**The request:**
Tally the lines that include the word "ffffff" and reply with nothing but the total.

**Exercise input:**
========================================

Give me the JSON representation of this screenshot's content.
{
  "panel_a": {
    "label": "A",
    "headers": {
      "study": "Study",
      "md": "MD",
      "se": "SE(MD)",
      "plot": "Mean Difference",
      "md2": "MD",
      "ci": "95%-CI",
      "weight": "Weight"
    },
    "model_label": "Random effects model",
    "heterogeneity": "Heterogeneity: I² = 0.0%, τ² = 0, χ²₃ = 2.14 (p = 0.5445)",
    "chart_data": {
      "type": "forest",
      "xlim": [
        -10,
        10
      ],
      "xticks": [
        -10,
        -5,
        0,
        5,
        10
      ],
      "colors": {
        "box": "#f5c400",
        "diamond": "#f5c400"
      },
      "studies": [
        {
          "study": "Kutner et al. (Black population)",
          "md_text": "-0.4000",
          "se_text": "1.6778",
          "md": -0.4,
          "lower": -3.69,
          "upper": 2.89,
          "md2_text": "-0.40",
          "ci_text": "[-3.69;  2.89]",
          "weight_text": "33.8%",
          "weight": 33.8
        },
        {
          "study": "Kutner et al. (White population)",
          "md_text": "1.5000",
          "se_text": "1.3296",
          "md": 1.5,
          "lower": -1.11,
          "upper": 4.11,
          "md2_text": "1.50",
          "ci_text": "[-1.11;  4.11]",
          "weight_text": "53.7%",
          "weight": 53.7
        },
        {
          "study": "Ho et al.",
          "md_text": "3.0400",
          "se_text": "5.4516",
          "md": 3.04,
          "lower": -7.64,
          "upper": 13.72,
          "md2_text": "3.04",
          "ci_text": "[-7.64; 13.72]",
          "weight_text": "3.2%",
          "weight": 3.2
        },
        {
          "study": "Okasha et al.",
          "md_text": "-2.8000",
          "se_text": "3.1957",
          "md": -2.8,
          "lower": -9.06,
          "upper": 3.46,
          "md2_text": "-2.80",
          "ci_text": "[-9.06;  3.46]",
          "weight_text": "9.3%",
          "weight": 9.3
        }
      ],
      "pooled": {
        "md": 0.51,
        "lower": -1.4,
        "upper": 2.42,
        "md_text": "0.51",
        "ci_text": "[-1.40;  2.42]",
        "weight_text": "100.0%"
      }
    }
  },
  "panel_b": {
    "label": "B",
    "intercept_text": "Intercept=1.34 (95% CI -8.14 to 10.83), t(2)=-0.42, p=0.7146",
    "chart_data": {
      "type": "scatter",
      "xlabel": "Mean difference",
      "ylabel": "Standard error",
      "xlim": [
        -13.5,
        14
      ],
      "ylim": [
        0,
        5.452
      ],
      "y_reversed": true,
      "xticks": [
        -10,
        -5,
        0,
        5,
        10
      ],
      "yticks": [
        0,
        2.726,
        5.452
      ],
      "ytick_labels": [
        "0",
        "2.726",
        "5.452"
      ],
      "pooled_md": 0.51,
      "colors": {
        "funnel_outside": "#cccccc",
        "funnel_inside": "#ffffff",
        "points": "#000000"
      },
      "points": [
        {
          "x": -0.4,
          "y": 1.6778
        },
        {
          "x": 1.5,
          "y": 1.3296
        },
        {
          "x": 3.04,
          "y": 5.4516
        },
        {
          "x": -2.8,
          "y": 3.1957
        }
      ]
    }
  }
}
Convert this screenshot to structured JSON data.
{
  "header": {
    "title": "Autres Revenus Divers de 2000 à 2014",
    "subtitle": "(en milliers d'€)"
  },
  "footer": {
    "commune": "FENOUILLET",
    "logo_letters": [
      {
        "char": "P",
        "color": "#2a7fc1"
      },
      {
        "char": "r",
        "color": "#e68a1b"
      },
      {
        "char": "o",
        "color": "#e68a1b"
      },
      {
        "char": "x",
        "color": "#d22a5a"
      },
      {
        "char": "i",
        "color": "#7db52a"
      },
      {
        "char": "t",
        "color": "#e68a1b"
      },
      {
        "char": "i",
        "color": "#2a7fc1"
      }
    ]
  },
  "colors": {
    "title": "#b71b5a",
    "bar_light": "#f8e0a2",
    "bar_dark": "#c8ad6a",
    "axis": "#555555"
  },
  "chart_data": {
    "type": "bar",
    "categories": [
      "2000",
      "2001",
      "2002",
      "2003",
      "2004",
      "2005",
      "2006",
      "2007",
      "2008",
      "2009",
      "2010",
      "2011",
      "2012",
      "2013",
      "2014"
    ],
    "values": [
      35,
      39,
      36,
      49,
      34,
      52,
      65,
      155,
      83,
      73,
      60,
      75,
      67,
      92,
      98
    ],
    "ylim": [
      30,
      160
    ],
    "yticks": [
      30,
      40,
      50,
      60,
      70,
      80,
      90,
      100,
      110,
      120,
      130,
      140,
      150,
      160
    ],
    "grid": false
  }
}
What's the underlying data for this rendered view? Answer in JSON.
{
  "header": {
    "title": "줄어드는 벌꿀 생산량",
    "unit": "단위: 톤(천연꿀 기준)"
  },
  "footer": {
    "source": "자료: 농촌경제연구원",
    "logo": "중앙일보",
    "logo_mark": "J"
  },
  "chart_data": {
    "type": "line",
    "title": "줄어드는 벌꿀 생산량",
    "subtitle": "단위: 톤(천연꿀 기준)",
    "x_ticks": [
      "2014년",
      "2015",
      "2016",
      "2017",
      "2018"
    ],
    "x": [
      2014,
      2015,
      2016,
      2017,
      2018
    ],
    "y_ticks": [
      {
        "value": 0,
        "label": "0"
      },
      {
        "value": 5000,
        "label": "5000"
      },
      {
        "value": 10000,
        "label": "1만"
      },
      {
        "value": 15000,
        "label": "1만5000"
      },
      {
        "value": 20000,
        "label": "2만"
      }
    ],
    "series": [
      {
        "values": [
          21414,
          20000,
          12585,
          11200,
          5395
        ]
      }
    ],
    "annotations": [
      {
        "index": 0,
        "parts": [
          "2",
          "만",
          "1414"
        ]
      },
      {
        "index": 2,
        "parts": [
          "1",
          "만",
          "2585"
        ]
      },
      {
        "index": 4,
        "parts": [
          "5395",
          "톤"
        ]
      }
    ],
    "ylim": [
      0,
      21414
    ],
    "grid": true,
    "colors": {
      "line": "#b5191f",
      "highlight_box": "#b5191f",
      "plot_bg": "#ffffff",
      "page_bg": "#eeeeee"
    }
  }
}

========================================

**Result of this exercise:**
2